§ **The task**: Reproduce the records below line for line, without any changes, and omit the pictures from your answer.
====
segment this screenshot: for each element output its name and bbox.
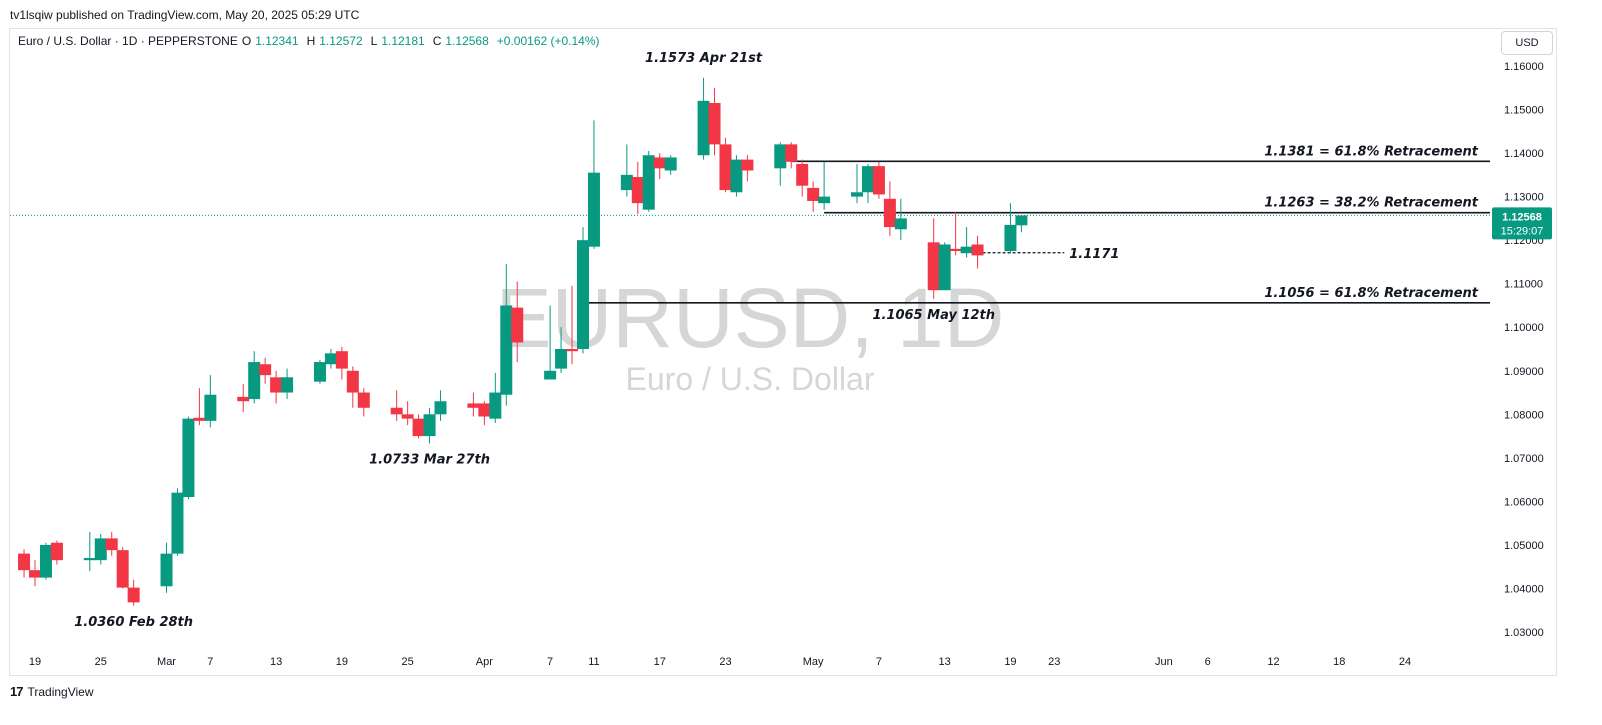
legend-high-label: H — [306, 34, 316, 48]
legend-high: 1.12572 — [319, 34, 363, 48]
brand-label: TradingView — [27, 684, 94, 699]
legend-change: +0.00162 (+0.14%) — [496, 34, 600, 48]
publisher-line: tv1lsqiw published on TradingView.com, M… — [10, 8, 360, 22]
legend-low: 1.12181 — [381, 34, 425, 48]
tradingview-brand[interactable]: 17 TradingView — [10, 684, 94, 699]
legend-open-label: O — [241, 34, 252, 48]
legend-low-label: L — [370, 34, 378, 48]
legend-close-label: C — [432, 34, 442, 48]
legend-open: 1.12341 — [255, 34, 299, 48]
tradingview-logo-icon: 17 — [10, 684, 24, 699]
currency-button[interactable]: USD — [1501, 31, 1553, 55]
legend-symbol: Euro / U.S. Dollar · 1D · PEPPERSTONE — [18, 34, 238, 48]
legend-close: 1.12568 — [445, 34, 489, 48]
chart-frame — [9, 28, 1557, 676]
====
§ **Task result**:
segment this screenshot: for each element output its name and bbox.
legend-high-label: H — [306, 34, 316, 48]
legend-high: 1.12572 — [319, 34, 363, 48]
brand-label: TradingView — [27, 684, 94, 699]
legend-change: +0.00162 (+0.14%) — [496, 34, 600, 48]
publisher-line: tv1lsqiw published on TradingView.com, M… — [10, 8, 360, 22]
legend-low: 1.12181 — [381, 34, 425, 48]
tradingview-brand[interactable]: 17 TradingView — [10, 684, 94, 699]
legend-open-label: O — [241, 34, 252, 48]
legend-low-label: L — [370, 34, 378, 48]
legend-close-label: C — [432, 34, 442, 48]
legend-open: 1.12341 — [255, 34, 299, 48]
tradingview-logo-icon: 17 — [10, 684, 24, 699]
currency-button[interactable]: USD — [1501, 31, 1553, 55]
legend-symbol: Euro / U.S. Dollar · 1D · PEPPERSTONE — [18, 34, 238, 48]
legend-close: 1.12568 — [445, 34, 489, 48]
chart-frame — [9, 28, 1557, 676]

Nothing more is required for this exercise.